Instructions for the task —
Reproduce the data exactly.
══ Exercise input ══
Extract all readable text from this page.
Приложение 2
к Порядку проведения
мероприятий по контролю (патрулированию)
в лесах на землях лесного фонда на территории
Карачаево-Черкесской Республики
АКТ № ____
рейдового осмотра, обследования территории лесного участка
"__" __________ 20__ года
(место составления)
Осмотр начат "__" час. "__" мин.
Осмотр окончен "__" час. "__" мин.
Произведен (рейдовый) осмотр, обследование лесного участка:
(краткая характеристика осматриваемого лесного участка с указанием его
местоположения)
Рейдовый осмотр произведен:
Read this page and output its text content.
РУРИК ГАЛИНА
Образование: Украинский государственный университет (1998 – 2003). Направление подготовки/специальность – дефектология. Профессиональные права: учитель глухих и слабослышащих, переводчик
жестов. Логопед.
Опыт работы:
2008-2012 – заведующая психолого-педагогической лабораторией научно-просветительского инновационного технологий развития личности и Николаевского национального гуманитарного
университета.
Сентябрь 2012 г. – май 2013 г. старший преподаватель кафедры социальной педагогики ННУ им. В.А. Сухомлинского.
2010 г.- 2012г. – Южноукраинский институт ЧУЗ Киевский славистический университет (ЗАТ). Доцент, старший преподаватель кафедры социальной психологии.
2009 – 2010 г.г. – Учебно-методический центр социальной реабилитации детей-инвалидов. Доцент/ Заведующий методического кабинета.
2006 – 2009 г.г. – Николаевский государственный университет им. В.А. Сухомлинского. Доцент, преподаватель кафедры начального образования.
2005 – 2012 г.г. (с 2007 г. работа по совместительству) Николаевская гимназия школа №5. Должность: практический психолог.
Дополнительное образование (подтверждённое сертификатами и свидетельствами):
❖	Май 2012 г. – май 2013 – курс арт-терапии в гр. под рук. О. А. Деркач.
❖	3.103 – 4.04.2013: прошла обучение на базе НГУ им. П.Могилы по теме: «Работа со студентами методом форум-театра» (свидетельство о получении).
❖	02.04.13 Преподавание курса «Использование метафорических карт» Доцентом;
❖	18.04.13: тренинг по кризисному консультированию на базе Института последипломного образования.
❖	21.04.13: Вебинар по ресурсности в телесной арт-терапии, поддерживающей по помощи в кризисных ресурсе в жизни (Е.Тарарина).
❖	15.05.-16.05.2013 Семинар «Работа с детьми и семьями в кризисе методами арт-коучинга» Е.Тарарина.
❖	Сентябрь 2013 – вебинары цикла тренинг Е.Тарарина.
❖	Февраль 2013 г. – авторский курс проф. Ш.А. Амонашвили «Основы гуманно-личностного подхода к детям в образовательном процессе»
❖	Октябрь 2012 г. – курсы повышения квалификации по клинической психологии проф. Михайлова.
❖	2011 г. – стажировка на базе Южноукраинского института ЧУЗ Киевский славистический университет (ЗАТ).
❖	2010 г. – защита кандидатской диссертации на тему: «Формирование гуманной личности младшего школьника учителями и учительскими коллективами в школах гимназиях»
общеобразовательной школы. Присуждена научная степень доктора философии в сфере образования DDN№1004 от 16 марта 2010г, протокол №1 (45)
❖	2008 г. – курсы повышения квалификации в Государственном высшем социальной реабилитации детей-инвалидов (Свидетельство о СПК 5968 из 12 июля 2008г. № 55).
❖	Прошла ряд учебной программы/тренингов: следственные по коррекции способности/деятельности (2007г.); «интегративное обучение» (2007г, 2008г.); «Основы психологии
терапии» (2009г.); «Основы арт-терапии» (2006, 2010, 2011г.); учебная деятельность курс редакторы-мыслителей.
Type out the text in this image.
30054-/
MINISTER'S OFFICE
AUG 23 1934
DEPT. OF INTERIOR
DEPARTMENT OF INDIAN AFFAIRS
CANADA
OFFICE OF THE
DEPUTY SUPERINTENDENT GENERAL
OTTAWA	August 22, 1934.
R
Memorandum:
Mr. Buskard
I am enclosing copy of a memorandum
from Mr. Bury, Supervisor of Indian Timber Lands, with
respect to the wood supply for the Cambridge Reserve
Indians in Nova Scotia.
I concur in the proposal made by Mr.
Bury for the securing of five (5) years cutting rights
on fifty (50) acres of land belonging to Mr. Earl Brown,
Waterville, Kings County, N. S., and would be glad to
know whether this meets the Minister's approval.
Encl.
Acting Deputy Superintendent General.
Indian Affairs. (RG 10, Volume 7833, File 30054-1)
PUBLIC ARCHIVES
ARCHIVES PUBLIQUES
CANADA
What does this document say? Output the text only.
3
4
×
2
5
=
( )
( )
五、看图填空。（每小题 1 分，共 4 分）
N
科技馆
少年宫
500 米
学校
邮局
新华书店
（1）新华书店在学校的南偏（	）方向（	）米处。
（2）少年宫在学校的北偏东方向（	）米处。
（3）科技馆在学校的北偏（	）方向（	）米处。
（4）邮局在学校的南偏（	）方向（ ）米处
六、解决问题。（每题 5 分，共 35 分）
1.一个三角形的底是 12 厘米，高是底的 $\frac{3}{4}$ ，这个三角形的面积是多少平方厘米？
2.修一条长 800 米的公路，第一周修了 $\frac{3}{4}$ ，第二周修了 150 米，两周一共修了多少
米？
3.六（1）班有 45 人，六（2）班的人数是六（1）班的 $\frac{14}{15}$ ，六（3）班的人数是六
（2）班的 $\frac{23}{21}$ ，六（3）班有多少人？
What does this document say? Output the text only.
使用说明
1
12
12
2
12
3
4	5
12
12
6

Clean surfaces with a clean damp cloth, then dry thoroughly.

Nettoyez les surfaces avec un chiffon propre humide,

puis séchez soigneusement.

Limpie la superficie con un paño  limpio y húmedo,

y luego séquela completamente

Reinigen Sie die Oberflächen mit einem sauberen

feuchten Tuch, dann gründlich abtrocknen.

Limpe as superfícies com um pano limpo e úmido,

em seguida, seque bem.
═══
Complete answer —
Extract all readable text from this page.
Приложение 2
к Порядку проведения
мероприятий по контролю (патрулированию)
в лесах на землях лесного фонда на территории
Карачаево-Черкесской Республики
АКТ № ____
рейдового осмотра, обследования территории лесного участка
"__" __________ 20__ года
(место составления)
Осмотр начат "__" час. "__" мин.
Осмотр окончен "__" час. "__" мин.
Произведен (рейдовый) осмотр, обследование лесного участка:
(краткая характеристика осматриваемого лесного участка с указанием его
местоположения)
Рейдовый осмотр произведен:
Read this page and output its text content.
РУРИК ГАЛИНА
Образование: Украинский государственный университет (1998 – 2003). Направление подготовки/специальность – дефектология. Профессиональные права: учитель глухих и слабослышащих, переводчик
жестов. Логопед.
Опыт работы:
2008-2012 – заведующая психолого-педагогической лабораторией научно-просветительского инновационного технологий развития личности и Николаевского национального гуманитарного
университета.
Сентябрь 2012 г. – май 2013 г. старший преподаватель кафедры социальной педагогики ННУ им. В.А. Сухомлинского.
2010 г.- 2012г. – Южноукраинский институт ЧУЗ Киевский славистический университет (ЗАТ). Доцент, старший преподаватель кафедры социальной психологии.
2009 – 2010 г.г. – Учебно-методический центр социальной реабилитации детей-инвалидов. Доцент/ Заведующий методического кабинета.
2006 – 2009 г.г. – Николаевский государственный университет им. В.А. Сухомлинского. Доцент, преподаватель кафедры начального образования.
2005 – 2012 г.г. (с 2007 г. работа по совместительству) Николаевская гимназия школа №5. Должность: практический психолог.
Дополнительное образование (подтверждённое сертификатами и свидетельствами):
❖	Май 2012 г. – май 2013 – курс арт-терапии в гр. под рук. О. А. Деркач.
❖	3.103 – 4.04.2013: прошла обучение на базе НГУ им. П.Могилы по теме: «Работа со студентами методом форум-театра» (свидетельство о получении).
❖	02.04.13 Преподавание курса «Использование метафорических карт» Доцентом;
❖	18.04.13: тренинг по кризисному консультированию на базе Института последипломного образования.
❖	21.04.13: Вебинар по ресурсности в телесной арт-терапии, поддерживающей по помощи в кризисных ресурсе в жизни (Е.Тарарина).
❖	15.05.-16.05.2013 Семинар «Работа с детьми и семьями в кризисе методами арт-коучинга» Е.Тарарина.
❖	Сентябрь 2013 – вебинары цикла тренинг Е.Тарарина.
❖	Февраль 2013 г. – авторский курс проф. Ш.А. Амонашвили «Основы гуманно-личностного подхода к детям в образовательном процессе»
❖	Октябрь 2012 г. – курсы повышения квалификации по клинической психологии проф. Михайлова.
❖	2011 г. – стажировка на базе Южноукраинского института ЧУЗ Киевский славистический университет (ЗАТ).
❖	2010 г. – защита кандидатской диссертации на тему: «Формирование гуманной личности младшего школьника учителями и учительскими коллективами в школах гимназиях»
общеобразовательной школы. Присуждена научная степень доктора философии в сфере образования DDN№1004 от 16 марта 2010г, протокол №1 (45)
❖	2008 г. – курсы повышения квалификации в Государственном высшем социальной реабилитации детей-инвалидов (Свидетельство о СПК 5968 из 12 июля 2008г. № 55).
❖	Прошла ряд учебной программы/тренингов: следственные по коррекции способности/деятельности (2007г.); «интегративное обучение» (2007г, 2008г.); «Основы психологии
терапии» (2009г.); «Основы арт-терапии» (2006, 2010, 2011г.); учебная деятельность курс редакторы-мыслителей.
Type out the text in this image.
30054-/
MINISTER'S OFFICE
AUG 23 1934
DEPT. OF INTERIOR
DEPARTMENT OF INDIAN AFFAIRS
CANADA
OFFICE OF THE
DEPUTY SUPERINTENDENT GENERAL
OTTAWA	August 22, 1934.
R
Memorandum:
Mr. Buskard
I am enclosing copy of a memorandum
from Mr. Bury, Supervisor of Indian Timber Lands, with
respect to the wood supply for the Cambridge Reserve
Indians in Nova Scotia.
I concur in the proposal made by Mr.
Bury for the securing of five (5) years cutting rights
on fifty (50) acres of land belonging to Mr. Earl Brown,
Waterville, Kings County, N. S., and would be glad to
know whether this meets the Minister's approval.
Encl.
Acting Deputy Superintendent General.
Indian Affairs. (RG 10, Volume 7833, File 30054-1)
PUBLIC ARCHIVES
ARCHIVES PUBLIQUES
CANADA
What does this document say? Output the text only.
3
4
×
2
5
=
( )
( )
五、看图填空。（每小题 1 分，共 4 分）
N
科技馆
少年宫
500 米
学校
邮局
新华书店
（1）新华书店在学校的南偏（	）方向（	）米处。
（2）少年宫在学校的北偏东方向（	）米处。
（3）科技馆在学校的北偏（	）方向（	）米处。
（4）邮局在学校的南偏（	）方向（ ）米处
六、解决问题。（每题 5 分，共 35 分）
1.一个三角形的底是 12 厘米，高是底的 $\frac{3}{4}$ ，这个三角形的面积是多少平方厘米？
2.修一条长 800 米的公路，第一周修了 $\frac{3}{4}$ ，第二周修了 150 米，两周一共修了多少
米？
3.六（1）班有 45 人，六（2）班的人数是六（1）班的 $\frac{14}{15}$ ，六（3）班的人数是六
（2）班的 $\frac{23}{21}$ ，六（3）班有多少人？
What does this document say? Output the text only.
使用说明
1
12
12
2
12
3
4	5
12
12
6

Clean surfaces with a clean damp cloth, then dry thoroughly.

Nettoyez les surfaces avec un chiffon propre humide,

puis séchez soigneusement.

Limpie la superficie con un paño  limpio y húmedo,

y luego séquela completamente

Reinigen Sie die Oberflächen mit einem sauberen

feuchten Tuch, dann gründlich abtrocknen.

Limpe as superfícies com um pano limpo e úmido,

em seguida, seque bem.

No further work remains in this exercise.